[Task to complete] Each line that holds the word "poręczenia" counts once; report the total and nothing else.

[Dataset entries]
▼

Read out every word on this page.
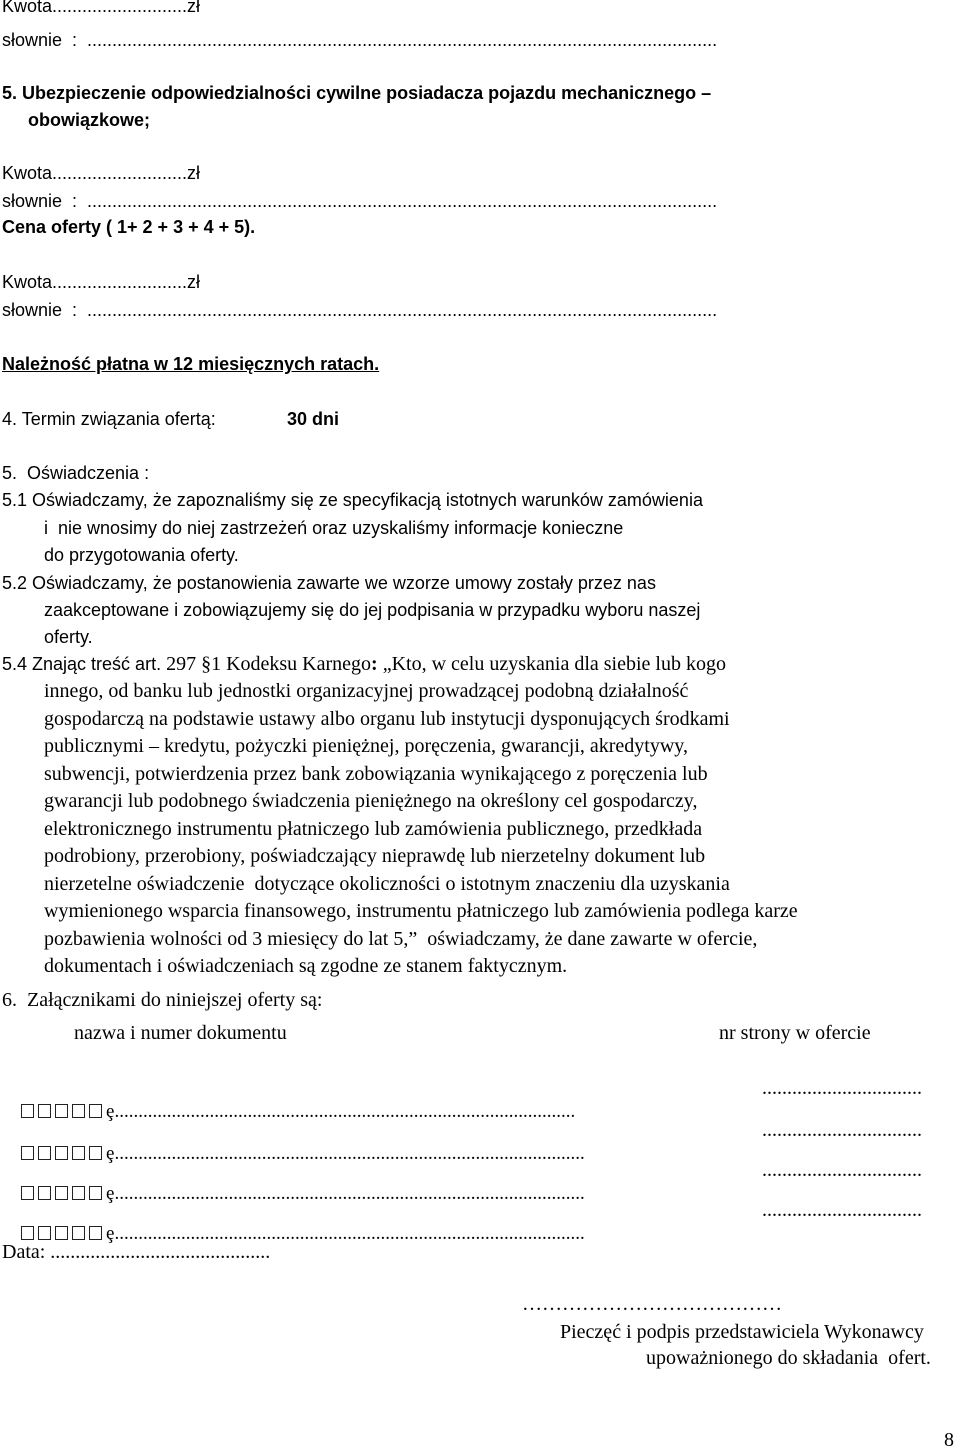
Kwota...........................zł
słownie  :  ..............................................................................................................................
5. Ubezpieczenie odpowiedzialności cywilne posiadacza pojazdu mechanicznego –
obowiązkowe;
Kwota...........................zł
słownie  :  ..............................................................................................................................
Cena oferty ( 1+ 2 + 3 + 4 + 5).
Kwota...........................zł
słownie  :  ..............................................................................................................................
Należność płatna w 12 miesięcznych ratach.
4. Termin związania ofertą:	30 dni
5.  Oświadczenia :
5.1 Oświadczamy, że zapoznaliśmy się ze specyfikacją istotnych warunków zamówienia
i  nie wnosimy do niej zastrzeżeń oraz uzyskaliśmy informacje konieczne
do przygotowania oferty.
5.2 Oświadczamy, że postanowienia zawarte we wzorze umowy zostały przez nas
zaakceptowane i zobowiązujemy się do jej podpisania w przypadku wyboru naszej
oferty.
5.4 Znając treść art. 297 §1 Kodeksu Karnego: „Kto, w celu uzyskania dla siebie lub kogo
innego, od banku lub jednostki organizacyjnej prowadzącej podobną działalność
gospodarczą na podstawie ustawy albo organu lub instytucji dysponujących środkami
publicznymi – kredytu, pożyczki pieniężnej, poręczenia, gwarancji, akredytywy,
subwencji, potwierdzenia przez bank zobowiązania wynikającego z poręczenia lub
gwarancji lub podobnego świadczenia pieniężnego na określony cel gospodarczy,
elektronicznego instrumentu płatniczego lub zamówienia publicznego, przedkłada
podrobiony, przerobiony, poświadczający nieprawdę lub nierzetelny dokument lub
nierzetelne oświadczenie  dotyczące okoliczności o istotnym znaczeniu dla uzyskania
wymienionego wsparcia finansowego, instrumentu płatniczego lub zamówienia podlega karze
pozbawienia wolności od 3 miesięcy do lat 5,”  oświadczamy, że dane zawarte w ofercie,
dokumentach i oświadczeniach są zgodne ze stanem faktycznym.
6.  Załącznikami do niniejszej oferty są:
nazwa i numer dokumentu	nr strony w ofercie

ȩ.................................................................................................

................................

ȩ...................................................................................................

................................

ȩ...................................................................................................

................................

ȩ...................................................................................................

................................
Data: ............................................
…………………………………
Pieczęć i podpis przedstawiciela Wykonawcy
upoważnionego do składania  ofert.
8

▲

[Response] 2